▸ **Task material**
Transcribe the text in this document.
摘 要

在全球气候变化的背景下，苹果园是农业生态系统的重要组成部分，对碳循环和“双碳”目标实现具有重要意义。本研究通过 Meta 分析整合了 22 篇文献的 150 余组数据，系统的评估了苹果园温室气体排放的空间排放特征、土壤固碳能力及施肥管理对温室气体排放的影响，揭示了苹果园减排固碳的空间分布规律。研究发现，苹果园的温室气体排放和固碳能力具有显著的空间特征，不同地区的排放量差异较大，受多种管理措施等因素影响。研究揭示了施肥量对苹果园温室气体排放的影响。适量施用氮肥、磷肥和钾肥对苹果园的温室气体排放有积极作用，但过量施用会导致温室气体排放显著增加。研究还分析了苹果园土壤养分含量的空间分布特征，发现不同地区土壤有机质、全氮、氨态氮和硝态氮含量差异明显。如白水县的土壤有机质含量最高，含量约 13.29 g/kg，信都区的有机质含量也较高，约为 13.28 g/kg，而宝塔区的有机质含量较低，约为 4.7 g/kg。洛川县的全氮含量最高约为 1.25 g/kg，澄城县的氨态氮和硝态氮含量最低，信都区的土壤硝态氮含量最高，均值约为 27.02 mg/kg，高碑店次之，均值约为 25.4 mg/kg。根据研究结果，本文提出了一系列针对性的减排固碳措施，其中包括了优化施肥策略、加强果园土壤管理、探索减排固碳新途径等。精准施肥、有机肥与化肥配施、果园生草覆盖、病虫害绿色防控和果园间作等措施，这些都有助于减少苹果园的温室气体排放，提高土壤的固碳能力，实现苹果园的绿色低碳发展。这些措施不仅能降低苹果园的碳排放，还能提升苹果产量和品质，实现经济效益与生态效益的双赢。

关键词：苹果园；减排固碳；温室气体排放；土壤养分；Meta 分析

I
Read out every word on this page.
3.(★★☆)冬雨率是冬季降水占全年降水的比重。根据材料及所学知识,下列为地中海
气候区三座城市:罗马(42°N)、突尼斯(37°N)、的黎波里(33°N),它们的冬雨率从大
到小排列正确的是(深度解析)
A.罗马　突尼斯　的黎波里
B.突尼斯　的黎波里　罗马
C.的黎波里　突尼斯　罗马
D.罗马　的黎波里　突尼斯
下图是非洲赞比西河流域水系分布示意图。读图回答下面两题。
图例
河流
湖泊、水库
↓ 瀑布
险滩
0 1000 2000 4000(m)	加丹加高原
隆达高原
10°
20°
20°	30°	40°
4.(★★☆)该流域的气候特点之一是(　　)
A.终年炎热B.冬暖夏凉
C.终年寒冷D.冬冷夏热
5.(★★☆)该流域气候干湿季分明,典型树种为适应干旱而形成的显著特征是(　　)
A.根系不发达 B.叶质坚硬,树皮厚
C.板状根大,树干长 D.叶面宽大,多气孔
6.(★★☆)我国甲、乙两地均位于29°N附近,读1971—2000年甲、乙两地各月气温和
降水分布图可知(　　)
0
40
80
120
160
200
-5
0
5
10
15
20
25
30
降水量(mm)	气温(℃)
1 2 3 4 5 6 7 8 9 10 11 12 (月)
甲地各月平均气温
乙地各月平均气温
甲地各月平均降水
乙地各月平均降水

▸ **The task**
From the records above, please extract every line and repeat it exactly.

▸ **Task response**
Transcribe the text in this document.
摘 要

在全球气候变化的背景下，苹果园是农业生态系统的重要组成部分，对碳循环和“双碳”目标实现具有重要意义。本研究通过 Meta 分析整合了 22 篇文献的 150 余组数据，系统的评估了苹果园温室气体排放的空间排放特征、土壤固碳能力及施肥管理对温室气体排放的影响，揭示了苹果园减排固碳的空间分布规律。研究发现，苹果园的温室气体排放和固碳能力具有显著的空间特征，不同地区的排放量差异较大，受多种管理措施等因素影响。研究揭示了施肥量对苹果园温室气体排放的影响。适量施用氮肥、磷肥和钾肥对苹果园的温室气体排放有积极作用，但过量施用会导致温室气体排放显著增加。研究还分析了苹果园土壤养分含量的空间分布特征，发现不同地区土壤有机质、全氮、氨态氮和硝态氮含量差异明显。如白水县的土壤有机质含量最高，含量约 13.29 g/kg，信都区的有机质含量也较高，约为 13.28 g/kg，而宝塔区的有机质含量较低，约为 4.7 g/kg。洛川县的全氮含量最高约为 1.25 g/kg，澄城县的氨态氮和硝态氮含量最低，信都区的土壤硝态氮含量最高，均值约为 27.02 mg/kg，高碑店次之，均值约为 25.4 mg/kg。根据研究结果，本文提出了一系列针对性的减排固碳措施，其中包括了优化施肥策略、加强果园土壤管理、探索减排固碳新途径等。精准施肥、有机肥与化肥配施、果园生草覆盖、病虫害绿色防控和果园间作等措施，这些都有助于减少苹果园的温室气体排放，提高土壤的固碳能力，实现苹果园的绿色低碳发展。这些措施不仅能降低苹果园的碳排放，还能提升苹果产量和品质，实现经济效益与生态效益的双赢。

关键词：苹果园；减排固碳；温室气体排放；土壤养分；Meta 分析

I
Read out every word on this page.
3.(★★☆)冬雨率是冬季降水占全年降水的比重。根据材料及所学知识,下列为地中海
气候区三座城市:罗马(42°N)、突尼斯(37°N)、的黎波里(33°N),它们的冬雨率从大
到小排列正确的是(深度解析)
A.罗马　突尼斯　的黎波里
B.突尼斯　的黎波里　罗马
C.的黎波里　突尼斯　罗马
D.罗马　的黎波里　突尼斯
下图是非洲赞比西河流域水系分布示意图。读图回答下面两题。
图例
河流
湖泊、水库
↓ 瀑布
险滩
0 1000 2000 4000(m)	加丹加高原
隆达高原
10°
20°
20°	30°	40°
4.(★★☆)该流域的气候特点之一是(　　)
A.终年炎热B.冬暖夏凉
C.终年寒冷D.冬冷夏热
5.(★★☆)该流域气候干湿季分明,典型树种为适应干旱而形成的显著特征是(　　)
A.根系不发达 B.叶质坚硬,树皮厚
C.板状根大,树干长 D.叶面宽大,多气孔
6.(★★☆)我国甲、乙两地均位于29°N附近,读1971—2000年甲、乙两地各月气温和
降水分布图可知(　　)
0
40
80
120
160
200
-5
0
5
10
15
20
25
30
降水量(mm)	气温(℃)
1 2 3 4 5 6 7 8 9 10 11 12 (月)
甲地各月平均气温
乙地各月平均气温
甲地各月平均降水
乙地各月平均降水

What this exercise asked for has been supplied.